Entries from a visual dataset:
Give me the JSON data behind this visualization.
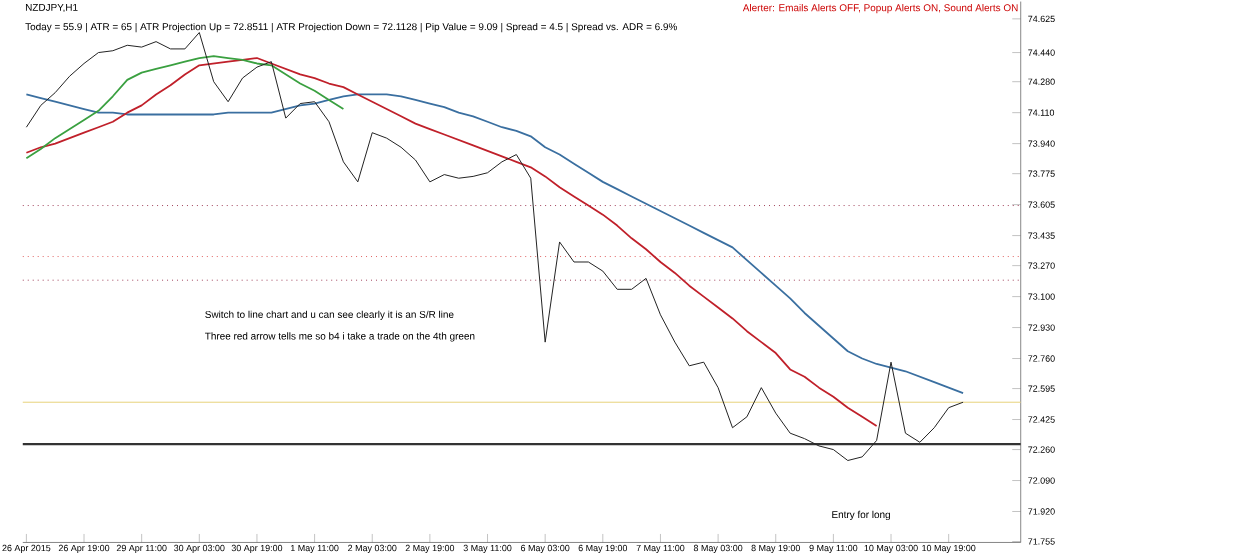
{
  "chart_data": {
    "type": "line",
    "title": "NZDJPY,H1",
    "subtitle": "Today = 55.9  |  ATR = 65  |  ATR Projection Up = 72.8511  |  ATR Projection Down = 72.1128  |  Pip Value = 9.09  |  Spread = 4.5  |  Spread vs. ADR = 6.9%",
    "annotations": [
      "Alerter: Emails Alerts OFF, Popup Alerts ON, Sound Alerts ON",
      "Switch to line chart and u can see clearly it is an S/R line",
      "Three red arrow tells me so b4 i take a trade on the 4th green",
      "Entry for long"
    ],
    "categories": [
      "26 Apr 2015",
      null,
      null,
      null,
      "26 Apr 19:00",
      null,
      null,
      null,
      "29 Apr 11:00",
      null,
      null,
      null,
      "30 Apr 03:00",
      null,
      null,
      null,
      "30 Apr 19:00",
      null,
      null,
      null,
      "1 May 11:00",
      null,
      null,
      null,
      "2 May 03:00",
      null,
      null,
      null,
      "2 May 19:00",
      null,
      null,
      null,
      "3 May 11:00",
      null,
      null,
      null,
      "6 May 03:00",
      null,
      null,
      null,
      "6 May 19:00",
      null,
      null,
      null,
      "7 May 11:00",
      null,
      null,
      null,
      "8 May 03:00",
      null,
      null,
      null,
      "8 May 19:00",
      null,
      null,
      null,
      "9 May 11:00",
      null,
      null,
      null,
      "10 May 03:00",
      null,
      null,
      null,
      "10 May 19:00",
      null,
      null,
      null,
      null,
      null
    ],
    "ylim": [
      71.75,
      74.72
    ],
    "yticks": [
      74.625,
      {
        "value": 74.44,
        "label": "74.440"
      },
      {
        "value": 74.28,
        "label": "74.280"
      },
      {
        "value": 74.11,
        "label": "74.110"
      },
      {
        "value": 73.94,
        "label": "73.940"
      },
      73.775,
      73.605,
      73.435,
      {
        "value": 73.27,
        "label": "73.270"
      },
      {
        "value": 73.1,
        "label": "73.100"
      },
      {
        "value": 72.93,
        "label": "72.930"
      },
      {
        "value": 72.76,
        "label": "72.760"
      },
      72.595,
      72.425,
      {
        "value": 72.26,
        "label": "72.260"
      },
      {
        "value": 72.09,
        "label": "72.090"
      },
      {
        "value": 71.92,
        "label": "71.920"
      },
      71.755
    ],
    "marker": "none",
    "ref_lines": [
      {
        "axis": "y",
        "value": 72.29,
        "color": "#333333",
        "line_style": "solid"
      },
      {
        "axis": "y",
        "value": 72.52,
        "color": "#e8d27a",
        "line_style": "solid"
      },
      {
        "axis": "y",
        "value": 73.6,
        "color": "#a0405a",
        "line_style": "dotted"
      },
      {
        "axis": "y",
        "value": 73.32,
        "color": "#e06060",
        "line_style": "dotted"
      },
      {
        "axis": "y",
        "value": 73.19,
        "color": "#a0405a",
        "line_style": "dotted"
      }
    ],
    "series": [
      {
        "color": "#3a6fa0",
        "values": [
          74.21,
          74.19,
          74.17,
          74.15,
          74.13,
          74.11,
          74.11,
          74.1,
          74.1,
          74.1,
          74.1,
          74.1,
          74.1,
          74.1,
          74.11,
          74.11,
          74.11,
          74.11,
          74.13,
          74.15,
          74.16,
          74.18,
          74.2,
          74.21,
          74.21,
          74.21,
          74.2,
          74.18,
          74.16,
          74.14,
          74.11,
          74.09,
          74.06,
          74.03,
          74.01,
          73.98,
          73.92,
          73.88,
          73.83,
          73.78,
          73.73,
          73.69,
          73.65,
          73.61,
          73.57,
          73.53,
          73.49,
          73.45,
          73.41,
          73.37,
          73.3,
          73.23,
          73.16,
          73.09,
          73.01,
          72.94,
          72.87,
          72.8,
          72.76,
          72.73,
          72.71,
          72.69,
          72.66,
          72.63,
          72.6,
          72.57,
          null,
          null,
          null,
          null
        ]
      },
      {
        "color": "#c0202a",
        "values": [
          73.89,
          73.92,
          73.94,
          73.97,
          74.0,
          74.03,
          74.06,
          74.11,
          74.15,
          74.21,
          74.26,
          74.32,
          74.37,
          74.38,
          74.39,
          74.4,
          74.41,
          74.38,
          74.35,
          74.32,
          74.3,
          74.27,
          74.25,
          74.21,
          74.17,
          74.13,
          74.09,
          74.05,
          74.02,
          73.99,
          73.96,
          73.93,
          73.9,
          73.87,
          73.84,
          73.81,
          73.76,
          73.7,
          73.65,
          73.6,
          73.55,
          73.49,
          73.42,
          73.36,
          73.29,
          73.23,
          73.16,
          73.1,
          73.04,
          72.98,
          72.91,
          72.85,
          72.79,
          72.7,
          72.66,
          72.6,
          72.55,
          72.49,
          72.44,
          72.39,
          null,
          null,
          null,
          null,
          null,
          null,
          null,
          null,
          null,
          null
        ]
      },
      {
        "color": "#3aa040",
        "values": [
          73.86,
          73.91,
          73.97,
          74.02,
          74.07,
          74.12,
          74.2,
          74.29,
          74.33,
          74.35,
          74.37,
          74.39,
          74.41,
          74.42,
          74.41,
          74.4,
          74.38,
          74.37,
          74.32,
          74.27,
          74.23,
          74.18,
          74.13,
          null,
          null,
          null,
          null,
          null,
          null,
          null,
          null,
          null,
          null,
          null,
          null,
          null,
          null,
          null,
          null,
          null,
          null,
          null,
          null,
          null,
          null,
          null,
          null,
          null,
          null,
          null,
          null,
          null,
          null,
          null,
          null,
          null,
          null,
          null,
          null,
          null,
          null,
          null,
          null,
          null,
          null,
          null,
          null,
          null,
          null,
          null
        ]
      },
      {
        "color": "#222222",
        "values": [
          74.03,
          74.15,
          74.22,
          74.31,
          74.38,
          74.44,
          74.45,
          74.48,
          74.47,
          74.5,
          74.46,
          74.46,
          74.55,
          74.28,
          74.17,
          74.3,
          74.36,
          74.39,
          74.08,
          74.16,
          74.17,
          74.06,
          73.84,
          73.73,
          74.0,
          73.97,
          73.92,
          73.85,
          73.73,
          73.77,
          73.75,
          73.76,
          73.78,
          73.84,
          73.88,
          73.75,
          72.85,
          73.4,
          73.29,
          73.29,
          73.24,
          73.14,
          73.14,
          73.2,
          73.0,
          72.85,
          72.72,
          72.74,
          72.6,
          72.38,
          72.44,
          72.6,
          72.46,
          72.35,
          72.32,
          72.28,
          72.26,
          72.2,
          72.22,
          72.31,
          72.74,
          72.35,
          72.3,
          72.38,
          72.49,
          72.52,
          null,
          null,
          null,
          null
        ]
      }
    ]
  }
}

What the task requires :: Find all lines with "label" in them and copy each one.

Answer in full ::
        "label": "74.440"
        "label": "74.280"
        "label": "74.110"
        "label": "73.940"
        "label": "73.270"
        "label": "73.100"
        "label": "72.930"
        "label": "72.760"
        "label": "72.260"
        "label": "72.090"
        "label": "71.920"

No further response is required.